=== Aim ===
Take every line from the listing below that contains "text".

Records
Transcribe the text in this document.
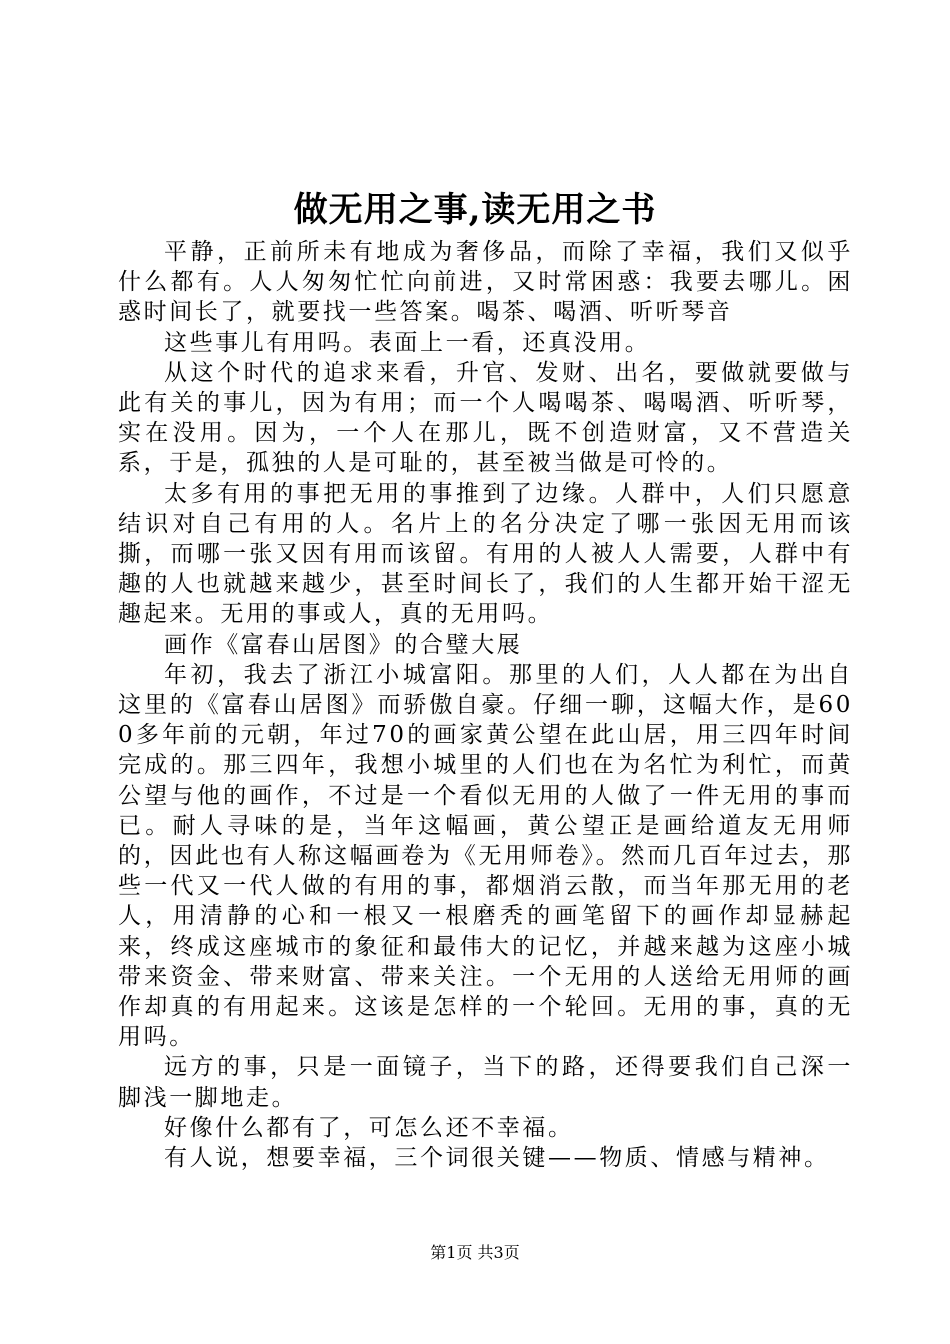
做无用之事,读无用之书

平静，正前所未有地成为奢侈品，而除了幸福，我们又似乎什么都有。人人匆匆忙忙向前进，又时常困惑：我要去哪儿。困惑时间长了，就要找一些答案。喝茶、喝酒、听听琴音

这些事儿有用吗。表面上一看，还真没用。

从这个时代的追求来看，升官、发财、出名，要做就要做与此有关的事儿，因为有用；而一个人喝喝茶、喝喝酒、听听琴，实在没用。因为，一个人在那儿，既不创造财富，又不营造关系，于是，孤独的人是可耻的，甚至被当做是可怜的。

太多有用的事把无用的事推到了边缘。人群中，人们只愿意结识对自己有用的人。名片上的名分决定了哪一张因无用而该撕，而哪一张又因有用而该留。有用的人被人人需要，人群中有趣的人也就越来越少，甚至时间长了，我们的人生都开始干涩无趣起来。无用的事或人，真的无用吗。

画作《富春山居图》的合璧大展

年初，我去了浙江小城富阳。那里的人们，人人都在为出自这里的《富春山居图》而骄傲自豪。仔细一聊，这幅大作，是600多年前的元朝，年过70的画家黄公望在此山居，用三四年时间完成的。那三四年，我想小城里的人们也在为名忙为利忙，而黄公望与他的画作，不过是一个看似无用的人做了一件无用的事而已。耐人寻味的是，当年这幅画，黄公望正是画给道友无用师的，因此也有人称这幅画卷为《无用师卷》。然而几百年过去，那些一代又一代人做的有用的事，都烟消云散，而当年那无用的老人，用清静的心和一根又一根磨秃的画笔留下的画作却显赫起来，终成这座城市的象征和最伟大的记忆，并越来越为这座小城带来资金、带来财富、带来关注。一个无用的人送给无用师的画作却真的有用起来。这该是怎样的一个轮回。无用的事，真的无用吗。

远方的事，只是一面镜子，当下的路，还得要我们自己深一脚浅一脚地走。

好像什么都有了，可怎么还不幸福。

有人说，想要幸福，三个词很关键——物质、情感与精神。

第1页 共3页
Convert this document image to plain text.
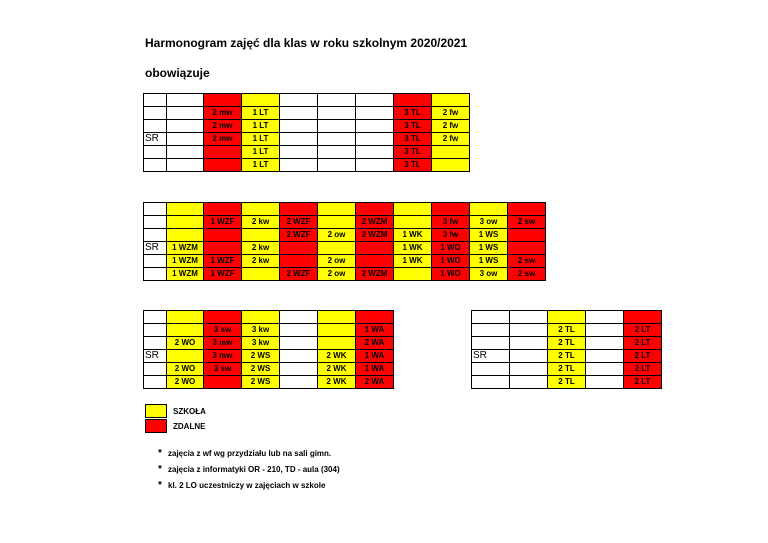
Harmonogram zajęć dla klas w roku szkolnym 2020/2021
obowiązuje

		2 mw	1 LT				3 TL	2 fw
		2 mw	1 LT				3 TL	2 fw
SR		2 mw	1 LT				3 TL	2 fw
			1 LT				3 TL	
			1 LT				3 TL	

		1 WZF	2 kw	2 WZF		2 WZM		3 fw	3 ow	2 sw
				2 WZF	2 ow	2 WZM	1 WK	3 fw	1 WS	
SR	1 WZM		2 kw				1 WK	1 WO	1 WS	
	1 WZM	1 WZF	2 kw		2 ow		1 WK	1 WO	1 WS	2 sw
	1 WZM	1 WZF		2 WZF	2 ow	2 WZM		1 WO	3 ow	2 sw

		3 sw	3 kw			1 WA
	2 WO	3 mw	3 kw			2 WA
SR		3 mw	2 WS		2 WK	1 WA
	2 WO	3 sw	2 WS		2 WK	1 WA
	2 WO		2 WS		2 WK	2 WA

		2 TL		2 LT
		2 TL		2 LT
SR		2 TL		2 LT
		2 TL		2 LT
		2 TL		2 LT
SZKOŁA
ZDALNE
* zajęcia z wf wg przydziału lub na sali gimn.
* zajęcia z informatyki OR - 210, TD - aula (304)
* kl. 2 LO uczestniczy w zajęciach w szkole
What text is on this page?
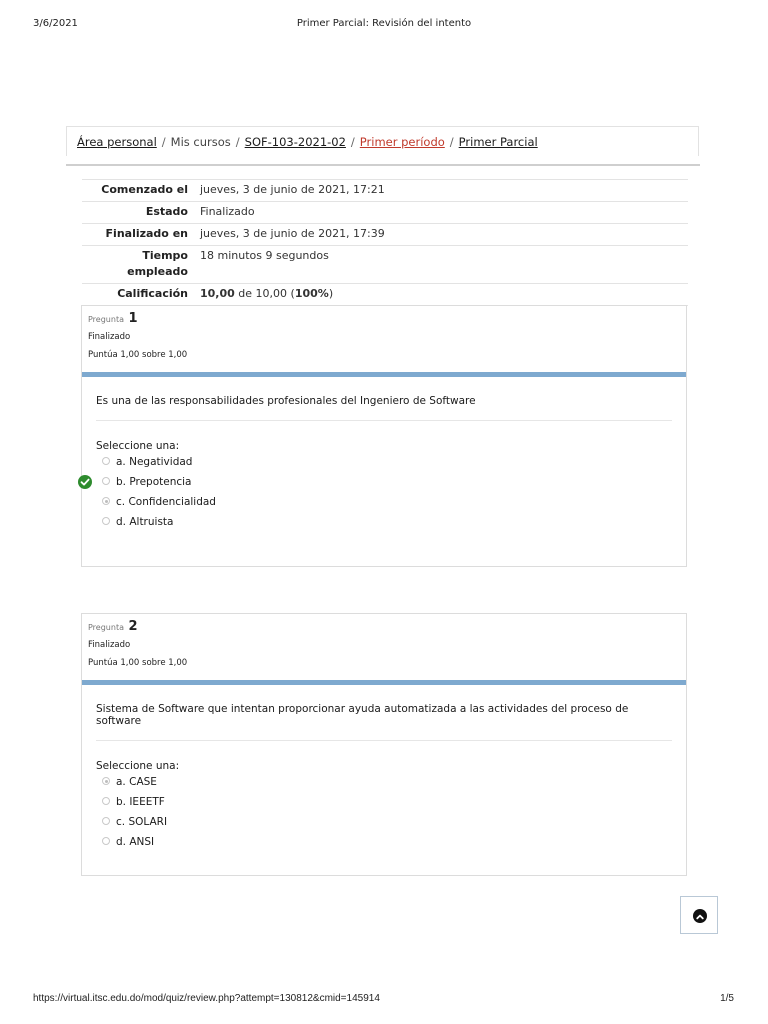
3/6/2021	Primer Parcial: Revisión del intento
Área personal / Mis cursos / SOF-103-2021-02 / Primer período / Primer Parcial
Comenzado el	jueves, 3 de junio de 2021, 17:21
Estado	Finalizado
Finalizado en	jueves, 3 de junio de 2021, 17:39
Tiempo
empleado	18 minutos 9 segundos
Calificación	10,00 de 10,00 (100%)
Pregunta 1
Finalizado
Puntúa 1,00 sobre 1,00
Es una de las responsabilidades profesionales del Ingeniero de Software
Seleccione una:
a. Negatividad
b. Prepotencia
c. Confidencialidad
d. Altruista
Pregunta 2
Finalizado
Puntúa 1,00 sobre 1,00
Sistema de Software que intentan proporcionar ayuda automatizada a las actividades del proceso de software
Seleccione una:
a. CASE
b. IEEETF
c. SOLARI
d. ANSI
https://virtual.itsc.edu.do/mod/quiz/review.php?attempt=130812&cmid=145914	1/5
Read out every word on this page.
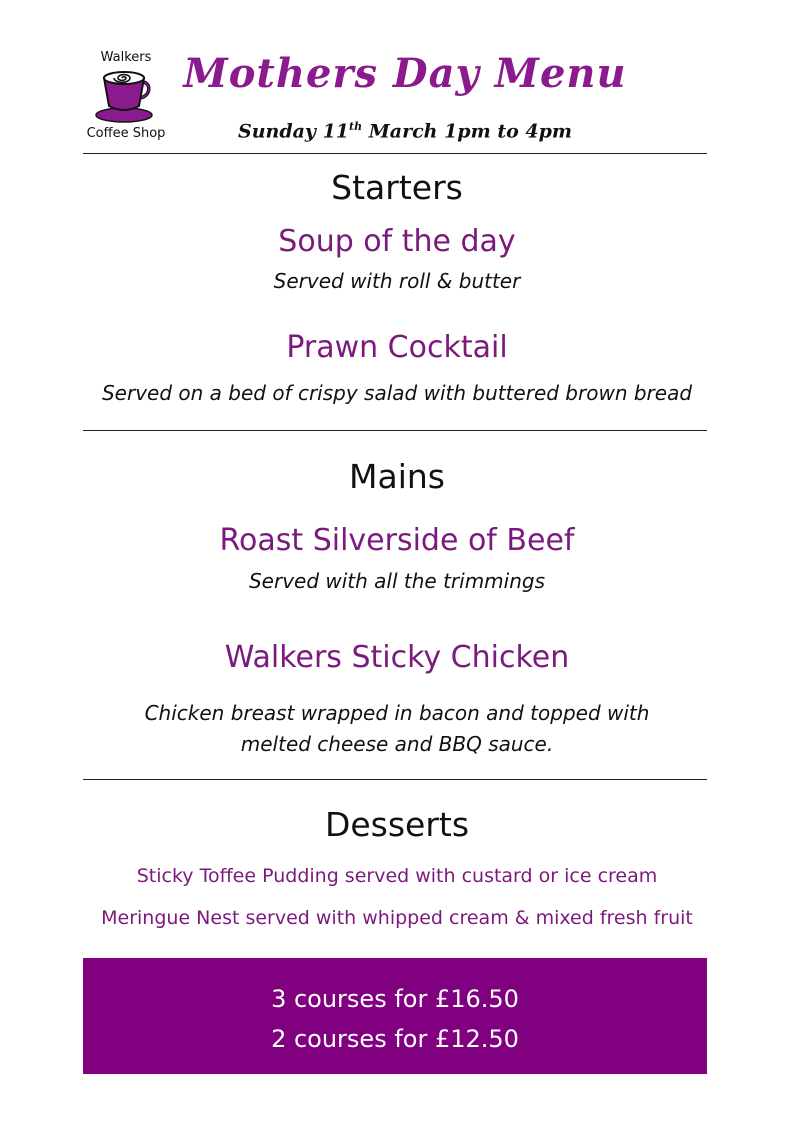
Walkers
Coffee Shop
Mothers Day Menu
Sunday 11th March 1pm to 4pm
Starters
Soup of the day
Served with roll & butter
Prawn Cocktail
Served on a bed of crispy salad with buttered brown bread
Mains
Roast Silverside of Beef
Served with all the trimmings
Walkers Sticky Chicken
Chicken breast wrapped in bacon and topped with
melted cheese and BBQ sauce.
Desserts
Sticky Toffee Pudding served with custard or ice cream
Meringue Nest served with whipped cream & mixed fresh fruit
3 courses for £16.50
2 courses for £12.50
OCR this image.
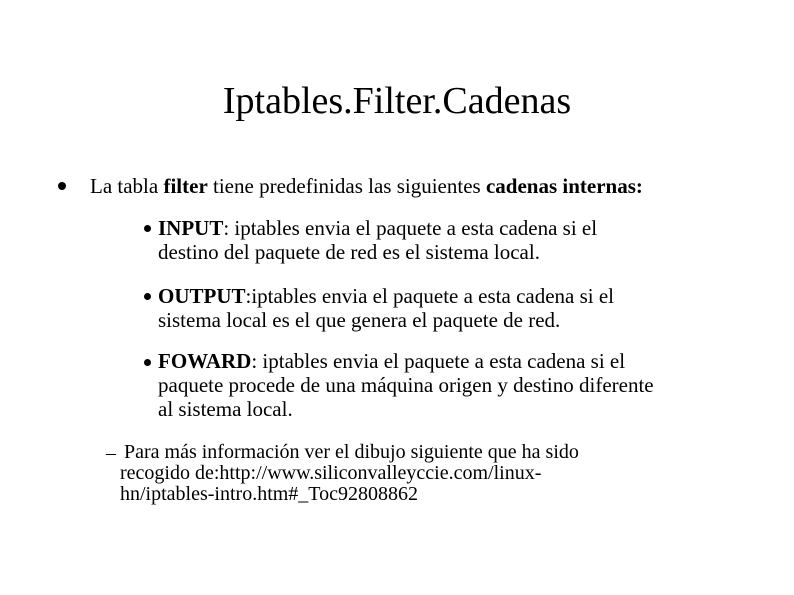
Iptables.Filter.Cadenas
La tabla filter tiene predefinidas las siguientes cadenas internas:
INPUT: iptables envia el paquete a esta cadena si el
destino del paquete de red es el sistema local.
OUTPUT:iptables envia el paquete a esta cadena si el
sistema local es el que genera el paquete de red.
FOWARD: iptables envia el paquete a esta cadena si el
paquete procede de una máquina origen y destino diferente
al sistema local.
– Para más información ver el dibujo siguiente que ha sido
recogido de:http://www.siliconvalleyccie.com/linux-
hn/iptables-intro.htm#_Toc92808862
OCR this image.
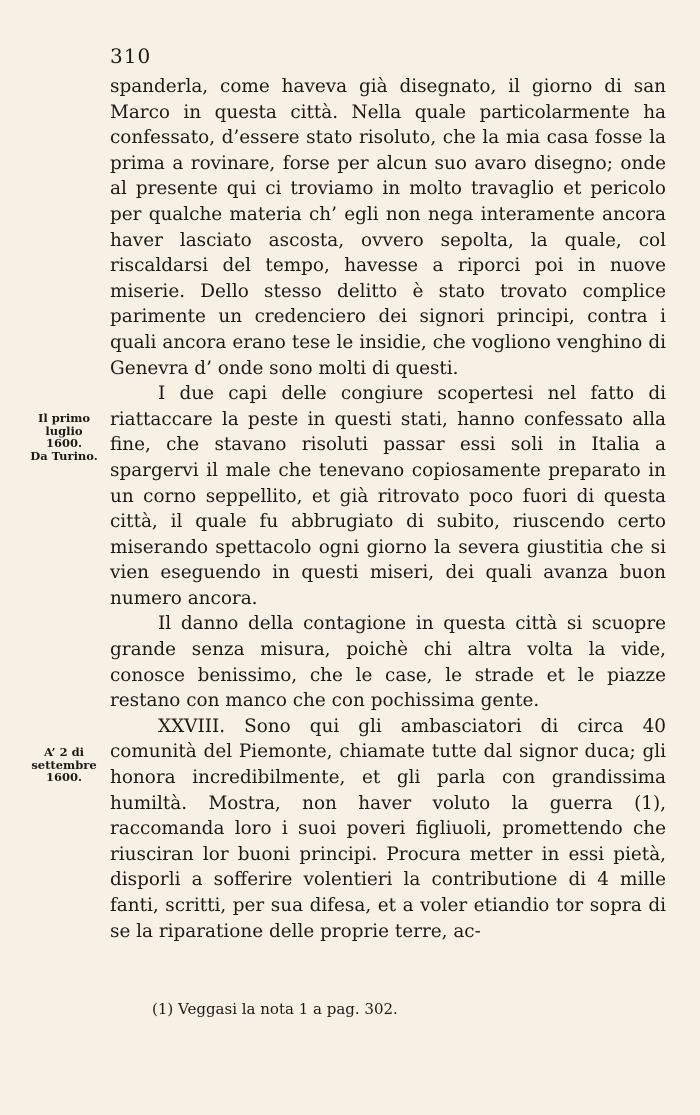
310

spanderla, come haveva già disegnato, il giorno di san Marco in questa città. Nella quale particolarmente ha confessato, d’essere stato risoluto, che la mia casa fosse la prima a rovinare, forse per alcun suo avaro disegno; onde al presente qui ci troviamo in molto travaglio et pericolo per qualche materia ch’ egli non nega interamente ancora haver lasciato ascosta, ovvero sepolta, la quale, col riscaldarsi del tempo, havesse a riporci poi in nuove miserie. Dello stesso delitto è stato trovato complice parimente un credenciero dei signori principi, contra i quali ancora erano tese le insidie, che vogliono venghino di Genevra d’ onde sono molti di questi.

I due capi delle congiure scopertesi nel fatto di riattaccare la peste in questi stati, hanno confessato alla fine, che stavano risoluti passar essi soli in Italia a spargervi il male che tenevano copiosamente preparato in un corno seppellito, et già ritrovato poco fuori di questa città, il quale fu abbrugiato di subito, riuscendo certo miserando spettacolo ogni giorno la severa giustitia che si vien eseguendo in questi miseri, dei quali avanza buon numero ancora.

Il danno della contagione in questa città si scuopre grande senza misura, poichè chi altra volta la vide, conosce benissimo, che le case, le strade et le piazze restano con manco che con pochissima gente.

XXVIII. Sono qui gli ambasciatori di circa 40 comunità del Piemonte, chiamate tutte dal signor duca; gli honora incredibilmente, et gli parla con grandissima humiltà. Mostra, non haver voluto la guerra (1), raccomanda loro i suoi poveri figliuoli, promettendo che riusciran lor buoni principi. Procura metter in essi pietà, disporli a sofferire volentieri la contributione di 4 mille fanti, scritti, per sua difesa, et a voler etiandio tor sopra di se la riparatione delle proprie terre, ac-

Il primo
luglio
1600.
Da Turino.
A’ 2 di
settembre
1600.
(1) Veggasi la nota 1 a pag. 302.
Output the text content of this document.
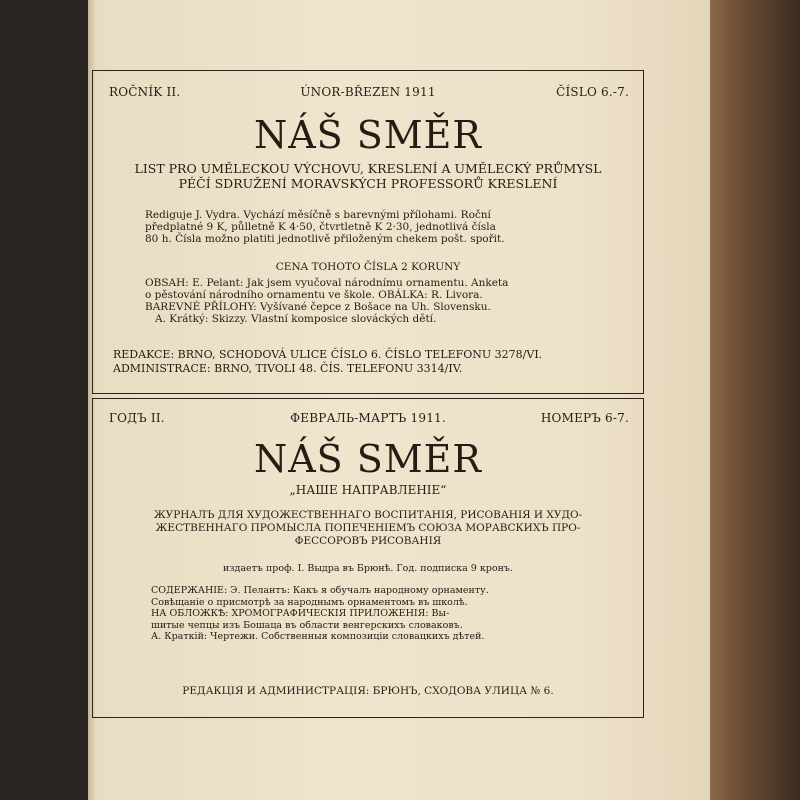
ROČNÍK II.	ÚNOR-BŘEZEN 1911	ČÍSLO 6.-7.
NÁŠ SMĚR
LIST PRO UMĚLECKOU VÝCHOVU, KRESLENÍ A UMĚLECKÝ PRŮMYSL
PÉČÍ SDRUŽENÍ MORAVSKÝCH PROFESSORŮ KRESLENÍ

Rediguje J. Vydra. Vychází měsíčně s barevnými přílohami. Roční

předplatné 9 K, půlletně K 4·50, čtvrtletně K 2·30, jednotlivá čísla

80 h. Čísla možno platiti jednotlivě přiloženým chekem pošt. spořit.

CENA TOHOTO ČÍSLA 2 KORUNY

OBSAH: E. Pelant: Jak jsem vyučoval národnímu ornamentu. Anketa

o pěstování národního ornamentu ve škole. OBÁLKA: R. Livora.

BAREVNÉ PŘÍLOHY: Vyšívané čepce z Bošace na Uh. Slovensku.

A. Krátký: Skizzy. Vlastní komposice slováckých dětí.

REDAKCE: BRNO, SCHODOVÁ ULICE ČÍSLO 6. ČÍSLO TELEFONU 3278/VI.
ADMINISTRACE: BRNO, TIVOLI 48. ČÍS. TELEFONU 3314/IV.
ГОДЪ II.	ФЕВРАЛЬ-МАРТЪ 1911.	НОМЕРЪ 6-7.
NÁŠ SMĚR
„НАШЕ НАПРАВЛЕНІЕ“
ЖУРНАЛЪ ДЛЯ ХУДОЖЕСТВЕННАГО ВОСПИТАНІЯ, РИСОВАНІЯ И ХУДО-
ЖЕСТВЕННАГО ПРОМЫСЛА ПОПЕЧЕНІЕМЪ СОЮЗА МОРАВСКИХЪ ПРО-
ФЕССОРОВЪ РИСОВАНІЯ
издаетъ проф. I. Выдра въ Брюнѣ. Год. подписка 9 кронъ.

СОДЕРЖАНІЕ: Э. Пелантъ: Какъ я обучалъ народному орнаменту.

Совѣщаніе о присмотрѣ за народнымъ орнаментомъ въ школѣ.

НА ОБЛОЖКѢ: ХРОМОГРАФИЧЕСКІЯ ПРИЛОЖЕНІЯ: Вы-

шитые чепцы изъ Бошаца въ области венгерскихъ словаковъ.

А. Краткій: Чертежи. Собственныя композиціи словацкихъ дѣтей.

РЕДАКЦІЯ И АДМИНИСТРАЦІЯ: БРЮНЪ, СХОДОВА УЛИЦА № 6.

=== Exercise answer ===
Transcribe the text in this document.
Convert this document image to plain text.
What text is on this page?
Output the text content of this document.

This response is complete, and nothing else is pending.